> _What needs to be done_:
Write out the material exactly, without any of its pictures.

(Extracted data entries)
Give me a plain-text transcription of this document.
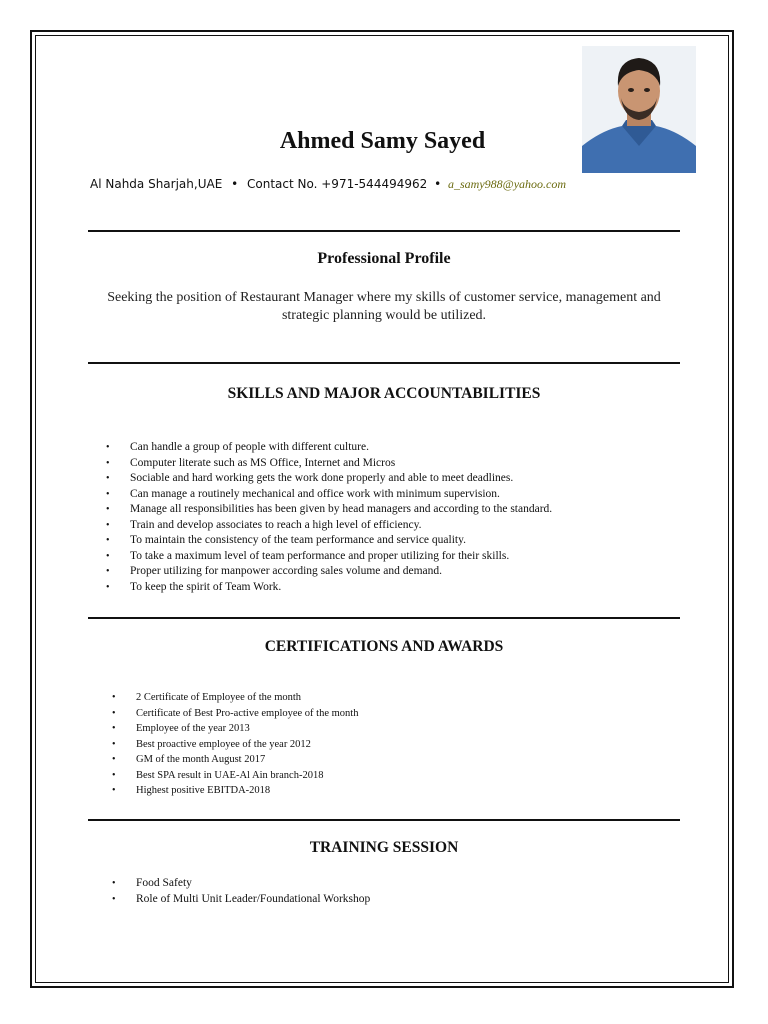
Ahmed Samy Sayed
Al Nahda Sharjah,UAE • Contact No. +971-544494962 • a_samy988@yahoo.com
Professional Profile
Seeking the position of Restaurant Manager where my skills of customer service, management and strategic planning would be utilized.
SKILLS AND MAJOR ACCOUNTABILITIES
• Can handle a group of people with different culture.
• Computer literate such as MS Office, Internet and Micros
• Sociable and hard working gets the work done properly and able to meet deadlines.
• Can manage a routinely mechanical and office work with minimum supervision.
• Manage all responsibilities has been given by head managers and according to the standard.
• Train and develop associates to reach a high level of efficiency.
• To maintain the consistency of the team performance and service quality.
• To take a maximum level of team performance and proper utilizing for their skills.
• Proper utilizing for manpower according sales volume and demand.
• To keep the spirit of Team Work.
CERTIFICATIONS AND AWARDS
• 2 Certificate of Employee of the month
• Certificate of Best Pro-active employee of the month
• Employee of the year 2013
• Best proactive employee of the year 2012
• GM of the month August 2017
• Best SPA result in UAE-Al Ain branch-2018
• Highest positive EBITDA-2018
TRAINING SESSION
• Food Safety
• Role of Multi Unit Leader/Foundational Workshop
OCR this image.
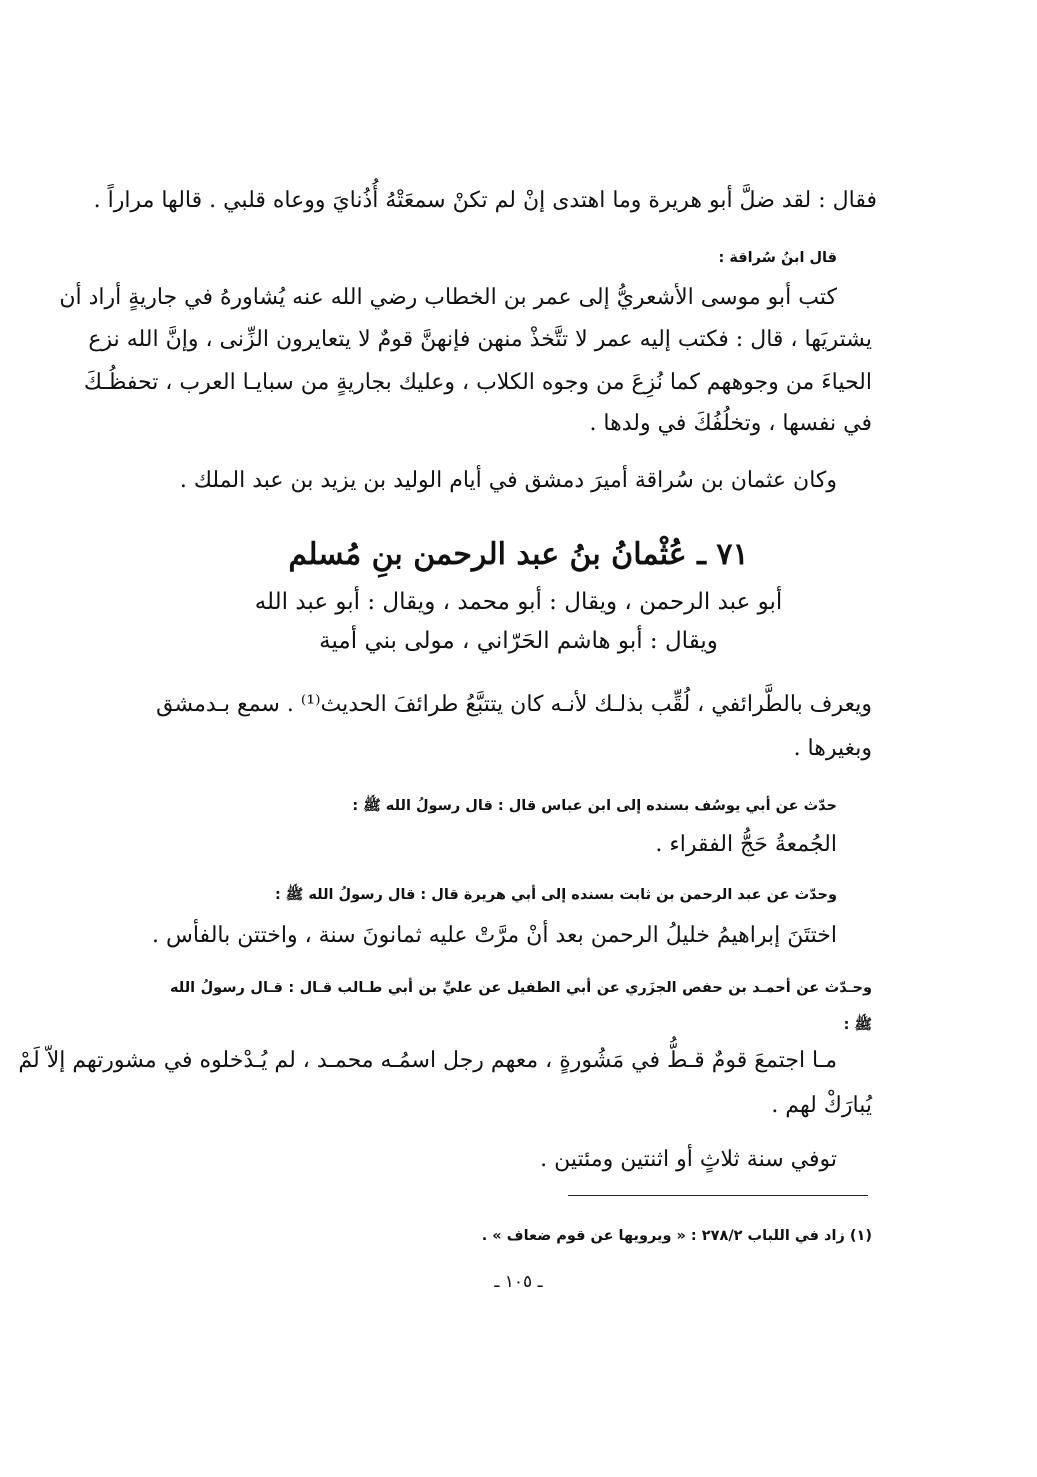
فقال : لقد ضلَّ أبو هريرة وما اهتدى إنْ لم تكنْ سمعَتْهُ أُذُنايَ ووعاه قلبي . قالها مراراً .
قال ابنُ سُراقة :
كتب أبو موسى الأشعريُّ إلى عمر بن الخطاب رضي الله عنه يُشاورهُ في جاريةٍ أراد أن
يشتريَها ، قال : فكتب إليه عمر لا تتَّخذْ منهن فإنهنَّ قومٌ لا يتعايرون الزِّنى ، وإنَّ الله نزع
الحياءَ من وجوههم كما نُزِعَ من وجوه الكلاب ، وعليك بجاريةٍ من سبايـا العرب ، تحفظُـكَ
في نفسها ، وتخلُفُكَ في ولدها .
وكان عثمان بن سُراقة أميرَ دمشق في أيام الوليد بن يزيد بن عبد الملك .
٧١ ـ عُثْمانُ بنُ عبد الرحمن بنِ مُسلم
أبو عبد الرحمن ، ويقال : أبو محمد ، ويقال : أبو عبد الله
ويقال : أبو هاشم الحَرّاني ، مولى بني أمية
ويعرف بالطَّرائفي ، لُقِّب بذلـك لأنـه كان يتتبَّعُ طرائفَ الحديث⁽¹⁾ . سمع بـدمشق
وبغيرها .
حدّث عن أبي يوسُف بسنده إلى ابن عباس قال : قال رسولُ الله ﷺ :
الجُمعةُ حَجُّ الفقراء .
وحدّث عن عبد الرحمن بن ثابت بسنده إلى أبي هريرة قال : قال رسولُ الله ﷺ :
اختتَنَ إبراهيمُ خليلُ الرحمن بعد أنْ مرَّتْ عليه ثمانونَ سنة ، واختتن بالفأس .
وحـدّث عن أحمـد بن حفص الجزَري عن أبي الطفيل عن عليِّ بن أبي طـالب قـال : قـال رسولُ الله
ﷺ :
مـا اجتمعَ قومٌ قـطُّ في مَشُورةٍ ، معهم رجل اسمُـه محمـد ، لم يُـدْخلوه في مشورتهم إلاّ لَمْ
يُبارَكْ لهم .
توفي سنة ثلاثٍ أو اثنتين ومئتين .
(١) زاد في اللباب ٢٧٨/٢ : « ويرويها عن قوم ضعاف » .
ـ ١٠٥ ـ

> _Written response_:
Give me a plain-text transcription of this document.
Ahmed Samy Sayed
Al Nahda Sharjah,UAE • Contact No. +971-544494962 • a_samy988@yahoo.com
Professional Profile
Seeking the position of Restaurant Manager where my skills of customer service, management and strategic planning would be utilized.
SKILLS AND MAJOR ACCOUNTABILITIES
• Can handle a group of people with different culture.
• Computer literate such as MS Office, Internet and Micros
• Sociable and hard working gets the work done properly and able to meet deadlines.
• Can manage a routinely mechanical and office work with minimum supervision.
• Manage all responsibilities has been given by head managers and according to the standard.
• Train and develop associates to reach a high level of efficiency.
• To maintain the consistency of the team performance and service quality.
• To take a maximum level of team performance and proper utilizing for their skills.
• Proper utilizing for manpower according sales volume and demand.
• To keep the spirit of Team Work.
CERTIFICATIONS AND AWARDS
• 2 Certificate of Employee of the month
• Certificate of Best Pro-active employee of the month
• Employee of the year 2013
• Best proactive employee of the year 2012
• GM of the month August 2017
• Best SPA result in UAE-Al Ain branch-2018
• Highest positive EBITDA-2018
TRAINING SESSION
• Food Safety
• Role of Multi Unit Leader/Foundational Workshop
OCR this image.
فقال : لقد ضلَّ أبو هريرة وما اهتدى إنْ لم تكنْ سمعَتْهُ أُذُنايَ ووعاه قلبي . قالها مراراً .
قال ابنُ سُراقة :
كتب أبو موسى الأشعريُّ إلى عمر بن الخطاب رضي الله عنه يُشاورهُ في جاريةٍ أراد أن
يشتريَها ، قال : فكتب إليه عمر لا تتَّخذْ منهن فإنهنَّ قومٌ لا يتعايرون الزِّنى ، وإنَّ الله نزع
الحياءَ من وجوههم كما نُزِعَ من وجوه الكلاب ، وعليك بجاريةٍ من سبايـا العرب ، تحفظُـكَ
في نفسها ، وتخلُفُكَ في ولدها .
وكان عثمان بن سُراقة أميرَ دمشق في أيام الوليد بن يزيد بن عبد الملك .
٧١ ـ عُثْمانُ بنُ عبد الرحمن بنِ مُسلم
أبو عبد الرحمن ، ويقال : أبو محمد ، ويقال : أبو عبد الله
ويقال : أبو هاشم الحَرّاني ، مولى بني أمية
ويعرف بالطَّرائفي ، لُقِّب بذلـك لأنـه كان يتتبَّعُ طرائفَ الحديث⁽¹⁾ . سمع بـدمشق
وبغيرها .
حدّث عن أبي يوسُف بسنده إلى ابن عباس قال : قال رسولُ الله ﷺ :
الجُمعةُ حَجُّ الفقراء .
وحدّث عن عبد الرحمن بن ثابت بسنده إلى أبي هريرة قال : قال رسولُ الله ﷺ :
اختتَنَ إبراهيمُ خليلُ الرحمن بعد أنْ مرَّتْ عليه ثمانونَ سنة ، واختتن بالفأس .
وحـدّث عن أحمـد بن حفص الجزَري عن أبي الطفيل عن عليِّ بن أبي طـالب قـال : قـال رسولُ الله
ﷺ :
مـا اجتمعَ قومٌ قـطُّ في مَشُورةٍ ، معهم رجل اسمُـه محمـد ، لم يُـدْخلوه في مشورتهم إلاّ لَمْ
يُبارَكْ لهم .
توفي سنة ثلاثٍ أو اثنتين ومئتين .
(١) زاد في اللباب ٢٧٨/٢ : « ويرويها عن قوم ضعاف » .
ـ ١٠٥ ـ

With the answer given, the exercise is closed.